Page –
Scientific computing and parallel computing C++23/C++26

sfp sfp at
Thu Jan 13 16:10:39 UTC 2022

On Thursday, 13 January 2022 at 15:09:13 UTC, Ola Fosheim Grøstad 
> On Thursday, 13 January 2022 at 14:50:59 UTC, bachmeier wrote:
>> If you write code in Python, it's realistically only for the 
>> Python world. Probably the same for Julia.
> Does scipy provide the functionality you would need? Could it 
> in some sense be considered a baseline for scientific computing 
> APIs?

SciPy is fairly useful but it is only one amongst a constellation 
of Python scientific computing libraries. It emulates a fair 
amount of what is provided by MATLAB, and it sits on top of 
numpy. Using SciPy, numpy, and matplotlib in tandem gives a user 
access to roughly the same functionality as a vanilla 
installation of MATLAB.

SciPy and numpy are built on top of a substrate of old and stable 
packages written in Fortran and C (BLAS, LAPACK, fftw, etc.).

Python, MATLAB, and Julia are basically targeted at scientists 
and engineers writing "application code". These languages aren't 
appropriate for "low-level" scientific computing along the lines 
of the libraries mentioned above. Julia does make a claim to the 
contrary: it is feasible to write fast low-level kernels in it, 
but (last time I checked) it is not so straightforward to export 
them to other languages, since Julia likes to do things at 

Fortran and C remain good choices for low-level kernel 
development because they are easily consumed by Python et al. And 
as far as parallelism goes, OpenMP is the most common since it is 
straightforward conceptually. C++ is also fairly popular but 
since consuming something like a highly templatized header-only 
C++ library using e.g. Python's FFI is a pain, it is a less 
natural choice. (It's easier using pybind11, but the compile 
times will make you weep.)

Fortran, C, and C++ are also all standardized. This is valuable.

Exercise requirements –
A. Copy out everything from "On Thursday, 13 January 2022 at 15:09:13" down to "installation of MATLAB." in the post on scientific computing languages.
B. Extend the post on scientific computing languages, picking up after its final sentence.

Supplied material –
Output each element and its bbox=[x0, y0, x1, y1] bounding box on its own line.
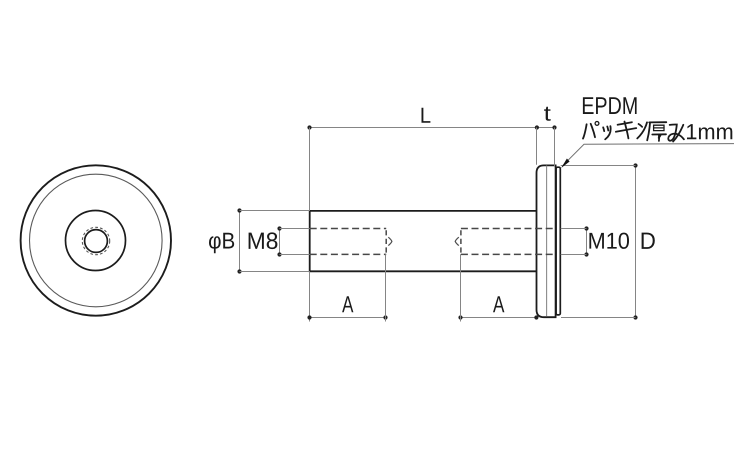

Answers –
A.
On Thursday, 13 January 2022 at 15:09:13 UTC, Ola Fosheim Grøstad 
> On Thursday, 13 January 2022 at 14:50:59 UTC, bachmeier wrote:
>> If you write code in Python, it's realistically only for the 
>> Python world. Probably the same for Julia.
> Does scipy provide the functionality you would need? Could it 
> in some sense be considered a baseline for scientific computing 
> APIs?

SciPy is fairly useful but it is only one amongst a constellation 
of Python scientific computing libraries. It emulates a fair 
amount of what is provided by MATLAB, and it sits on top of 
numpy. Using SciPy, numpy, and matplotlib in tandem gives a user 
access to roughly the same functionality as a vanilla 
installation of MATLAB.

B.
The people developing these libraries are---more often than 
not---academics, who aren't able to devote much of their time to 
software development. Having some confidence that their 
programming language isn't going to change underneath gives them 
some assurance that they aren't going to be forced to spend an 
inordinate amount of time keeping their code in compliance for it 
to remain usable. Either that, or they write a library in Python 
and abandon it later.

As an aside, people lament the use of MATLAB, but one of its 
stated goals is backwards compatibility. Consequently, there's 
rather a lot of old MATLAB code floating around still in use.

"High-level" D is currently not that interesting for high-level 
scientific application code. There is a long list of "everyday" 
scientific computing tasks I could think of which I'd like to be 
able to execute in a small number of lines, but this is currently 
impossible using any flavor of D. See for some ideas.

"BetterC" D could be useful for developing numerical kernels. An 
interesting idea would to use D's introspection capabilities to 
automatically generate wrappers and documentation for each 
commonly used scientific programming language (Python, MATLAB, 
Julia). But D not being standardized makes it less attractive 
than C or Fortran. It is also unclear how stable D is as an open 
source project. The community surrounding it is rather small and 
doesn't seem to have much momentum. There also do not appear to 
be any scientific computing success stories with D.

My personal view is that people in science are generally more 
interested in actually doing science than in playing around with 
programming trivia. Having to spend time to understand something 
like C++'s argument dependent lookup is generally viewed as 
undesirable and a waste of time.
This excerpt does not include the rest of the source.